### EXERCISE REQUIREMENTS
In the listing below, pick out lines with "Earned".

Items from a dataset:
------------------------------------------------

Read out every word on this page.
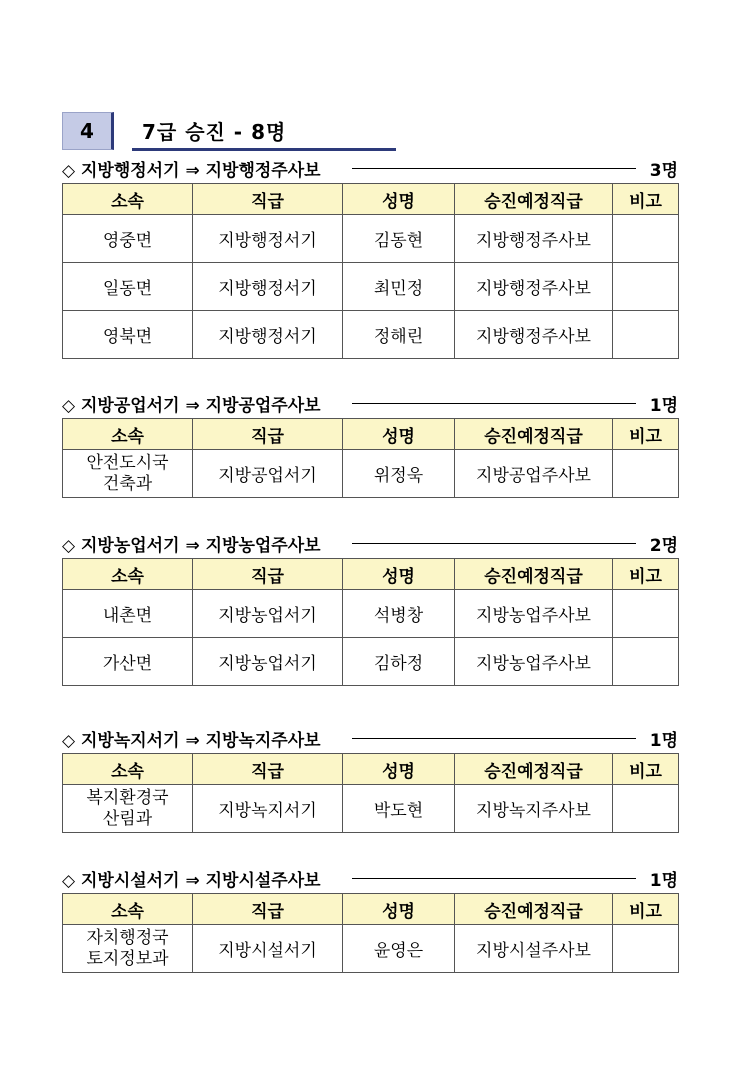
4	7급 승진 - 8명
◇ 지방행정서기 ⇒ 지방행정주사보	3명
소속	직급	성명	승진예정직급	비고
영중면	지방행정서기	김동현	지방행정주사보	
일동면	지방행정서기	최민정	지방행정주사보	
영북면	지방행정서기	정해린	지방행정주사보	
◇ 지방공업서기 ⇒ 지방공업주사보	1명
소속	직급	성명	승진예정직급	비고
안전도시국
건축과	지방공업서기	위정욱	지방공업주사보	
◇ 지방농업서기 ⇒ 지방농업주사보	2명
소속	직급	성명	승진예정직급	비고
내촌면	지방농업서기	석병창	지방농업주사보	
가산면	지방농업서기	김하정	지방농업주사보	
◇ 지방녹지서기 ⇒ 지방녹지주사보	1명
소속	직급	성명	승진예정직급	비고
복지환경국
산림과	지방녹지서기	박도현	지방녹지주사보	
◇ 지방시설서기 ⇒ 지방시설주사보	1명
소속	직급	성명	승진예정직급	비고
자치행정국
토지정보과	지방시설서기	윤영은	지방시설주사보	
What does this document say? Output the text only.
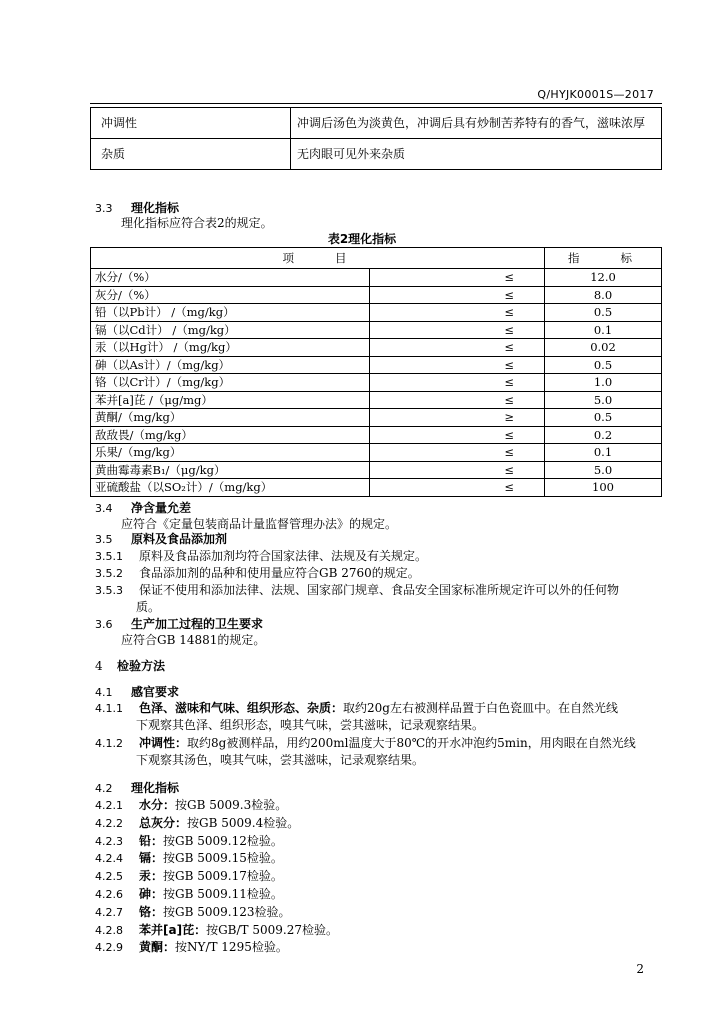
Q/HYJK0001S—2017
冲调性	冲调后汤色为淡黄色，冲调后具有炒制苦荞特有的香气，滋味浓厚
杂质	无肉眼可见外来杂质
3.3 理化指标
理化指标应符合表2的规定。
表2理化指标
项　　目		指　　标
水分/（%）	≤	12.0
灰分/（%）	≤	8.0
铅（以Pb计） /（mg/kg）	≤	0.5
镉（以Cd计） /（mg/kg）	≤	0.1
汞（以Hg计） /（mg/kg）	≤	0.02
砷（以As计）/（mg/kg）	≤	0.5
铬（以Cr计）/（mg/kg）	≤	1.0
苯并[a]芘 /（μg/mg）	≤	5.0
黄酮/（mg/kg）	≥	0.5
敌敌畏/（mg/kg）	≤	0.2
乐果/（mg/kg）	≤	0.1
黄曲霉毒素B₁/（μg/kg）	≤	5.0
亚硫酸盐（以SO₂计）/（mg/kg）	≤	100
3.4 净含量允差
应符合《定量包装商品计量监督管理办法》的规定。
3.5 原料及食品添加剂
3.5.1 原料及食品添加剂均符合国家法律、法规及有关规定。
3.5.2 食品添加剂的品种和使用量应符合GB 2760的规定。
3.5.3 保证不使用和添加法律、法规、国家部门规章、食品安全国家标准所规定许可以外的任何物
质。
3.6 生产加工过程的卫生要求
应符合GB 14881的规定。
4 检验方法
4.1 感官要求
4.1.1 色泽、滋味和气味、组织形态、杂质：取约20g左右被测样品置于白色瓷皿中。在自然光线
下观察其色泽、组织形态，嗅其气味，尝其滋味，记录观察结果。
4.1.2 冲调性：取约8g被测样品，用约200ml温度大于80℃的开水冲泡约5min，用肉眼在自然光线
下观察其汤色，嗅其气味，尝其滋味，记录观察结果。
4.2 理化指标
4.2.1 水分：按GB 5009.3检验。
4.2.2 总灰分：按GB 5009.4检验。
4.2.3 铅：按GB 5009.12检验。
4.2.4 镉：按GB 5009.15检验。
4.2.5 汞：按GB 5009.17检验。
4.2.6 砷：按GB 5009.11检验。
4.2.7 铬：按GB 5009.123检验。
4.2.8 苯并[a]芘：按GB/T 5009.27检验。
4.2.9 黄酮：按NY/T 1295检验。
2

------------------------------------------------

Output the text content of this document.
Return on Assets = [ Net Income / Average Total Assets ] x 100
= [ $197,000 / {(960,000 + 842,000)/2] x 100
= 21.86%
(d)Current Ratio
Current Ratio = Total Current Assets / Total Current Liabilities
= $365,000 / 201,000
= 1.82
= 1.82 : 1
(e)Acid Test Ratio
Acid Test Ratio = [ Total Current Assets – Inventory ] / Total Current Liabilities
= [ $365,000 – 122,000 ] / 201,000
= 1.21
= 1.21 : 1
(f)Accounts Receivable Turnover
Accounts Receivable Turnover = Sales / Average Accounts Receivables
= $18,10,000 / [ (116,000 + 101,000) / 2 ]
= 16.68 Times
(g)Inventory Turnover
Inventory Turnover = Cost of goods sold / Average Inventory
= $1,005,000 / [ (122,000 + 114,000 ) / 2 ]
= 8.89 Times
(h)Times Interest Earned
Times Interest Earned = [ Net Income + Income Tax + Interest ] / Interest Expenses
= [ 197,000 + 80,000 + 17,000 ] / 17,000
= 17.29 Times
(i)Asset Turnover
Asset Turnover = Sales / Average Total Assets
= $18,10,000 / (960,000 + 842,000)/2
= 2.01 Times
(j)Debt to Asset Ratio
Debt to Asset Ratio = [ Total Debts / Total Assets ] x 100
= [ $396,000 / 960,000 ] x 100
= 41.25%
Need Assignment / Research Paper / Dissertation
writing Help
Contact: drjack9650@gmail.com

------------------------------------------------

### ANSWER IN FULL
(h)Times Interest Earned
Times Interest Earned = [ Net Income + Income Tax + Interest ] / Interest Expenses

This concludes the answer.